* [Selected extract]

Recommendation systems are ubiquitous yet often difficult for users to
control and adjust when recommendation quality is poor. This has motivated the
development of conversational recommendation systems (CRSs), with control over
recommendations provided through natural language feedback. However, building
conversational recommendation systems requires conversational training data
involving user utterances paired with items that cover a diverse range of
preferences. Such data has proved challenging to collect scalably using
conventional methods like crowdsourcing. We address it in the context of
item-set recommendation, noting the increasing attention to this task motivated
by use cases like music, news and recipe recommendation. We present a new
technique, TalkTheWalk, that synthesizes realistic high-quality conversational
data by leveraging domain expertise encoded in widely available curated item
collections, showing how these can be transformed into corresponding item set
curation conversations. Specifically, TalkTheWalk generates a sequence of
hypothetical yet plausible item sets returned by a system, then uses a language
model to produce corresponding user utterances. Applying TalkTheWalk to music
recommendation, we generate over one million diverse playlist curation
conversations. A human evaluation shows that the conversations contain
consistent utterances with relevant item sets, nearly matching the quality of
small human-collected conversational data for this task. At the same time, when
the synthetic corpus is used to train a CRS, it improves Hits@100 by 10.5
points on a benchmark dataset over standard baselines and is preferred over the
top-performing baseline in an online evaluation

* [Task directions] In one to three sentences, explain why the conversational recommendation abstract says conversational recommendation systems were developed. Work only from the conversational recommendation abstract.

* [Given material]
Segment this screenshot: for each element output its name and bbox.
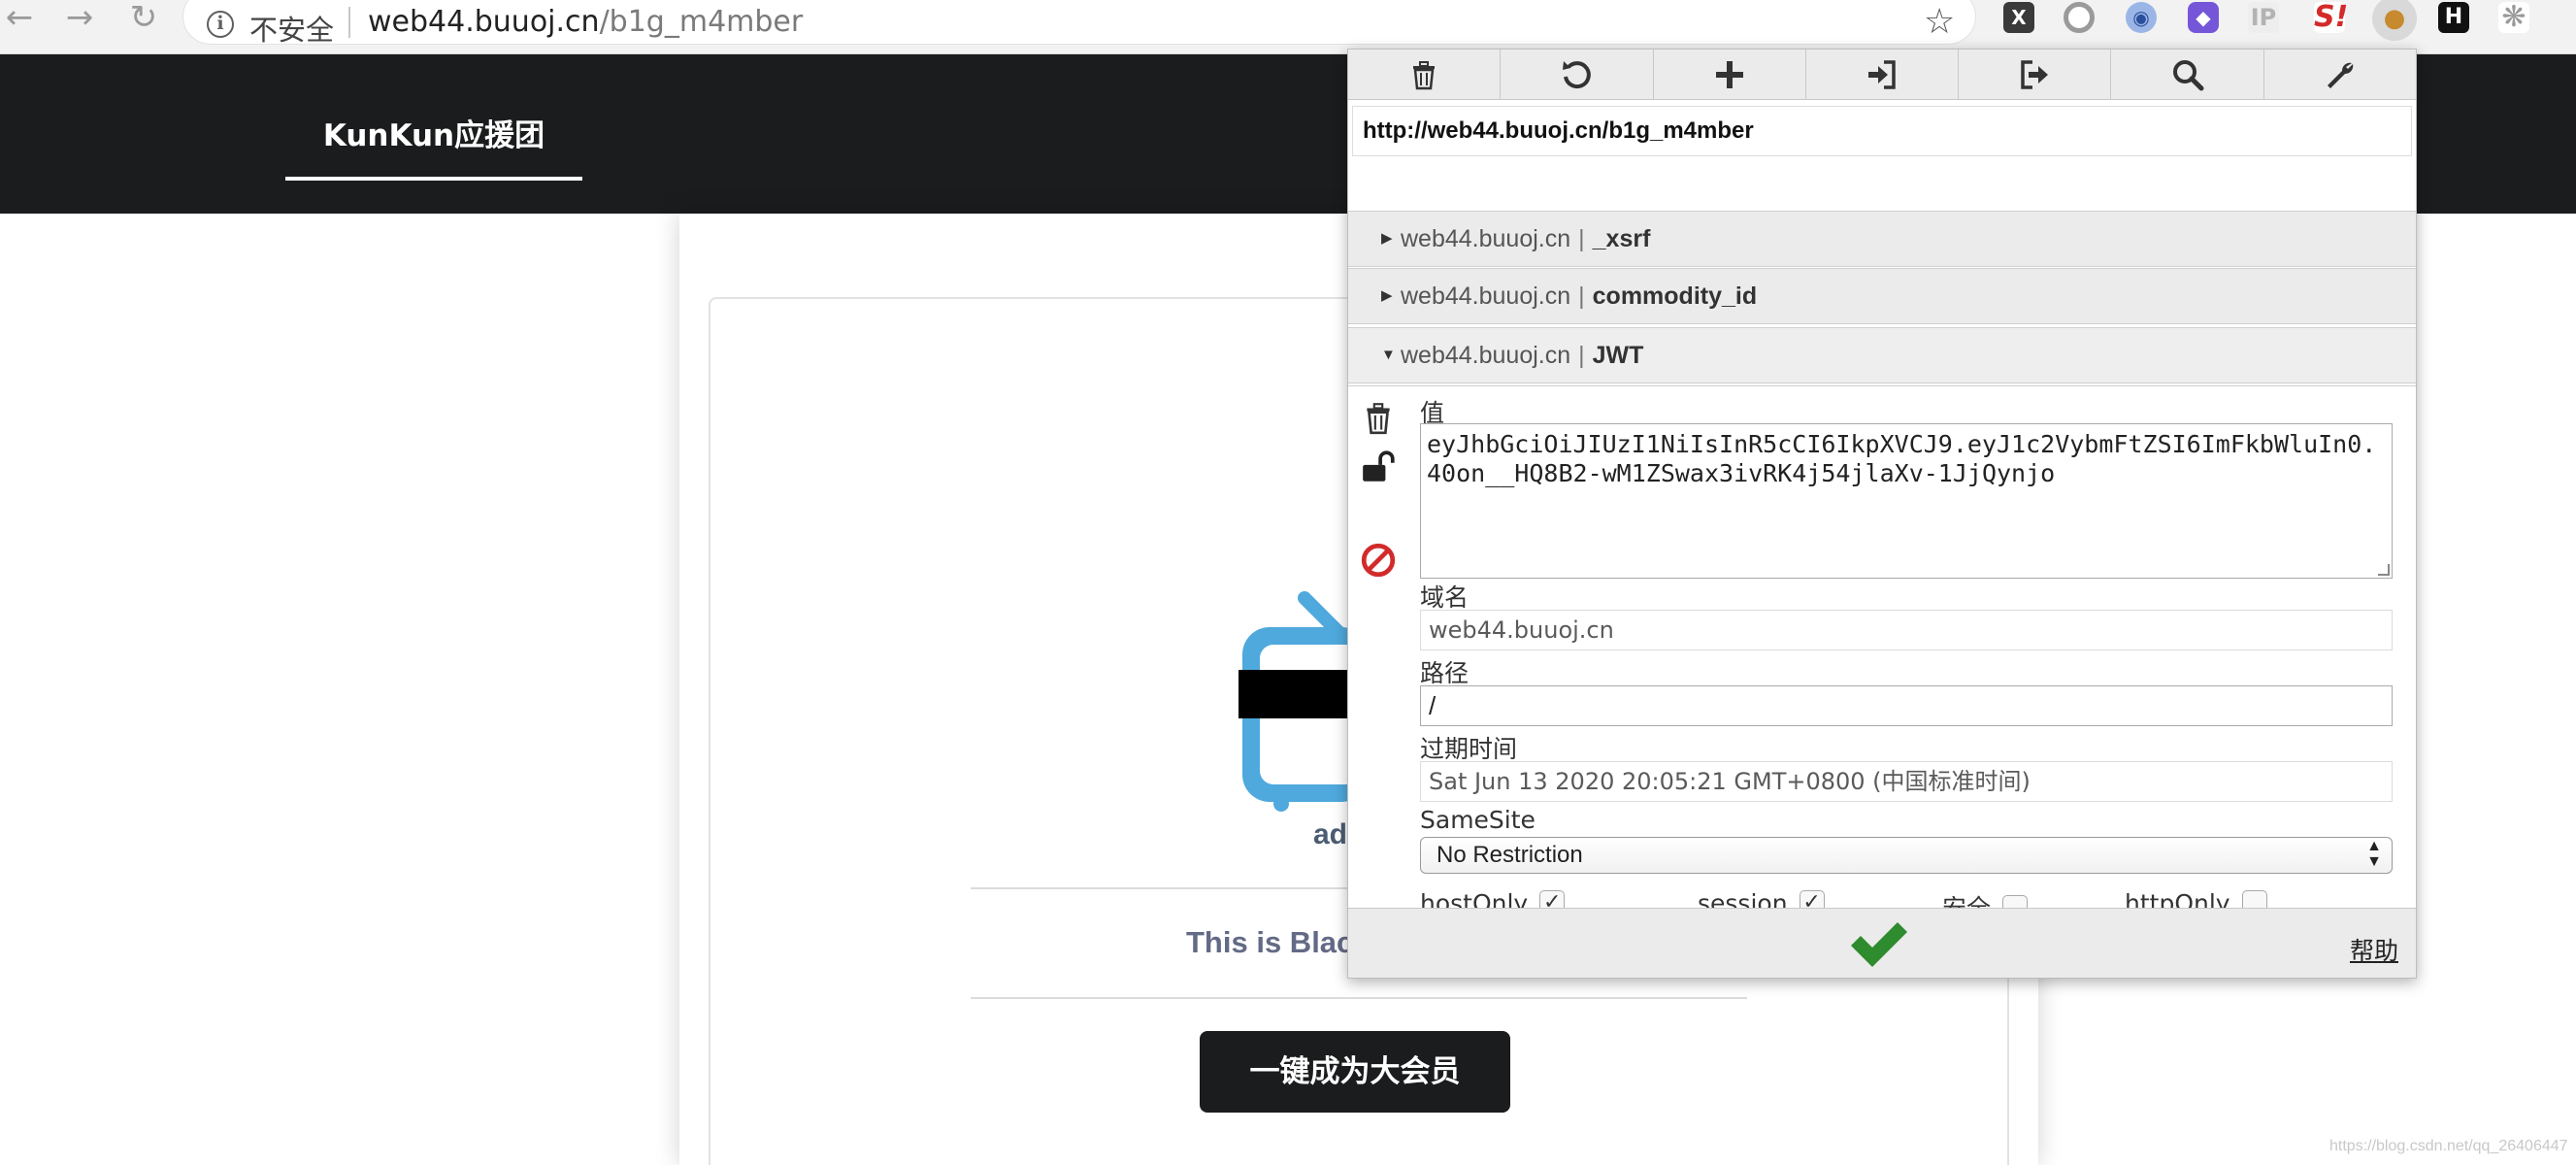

* [Task result] Recommendation systems are often hard for users to control and adjust when recommendation quality is poor. Conversational recommendation systems were developed so that users can control recommendations through natural language feedback.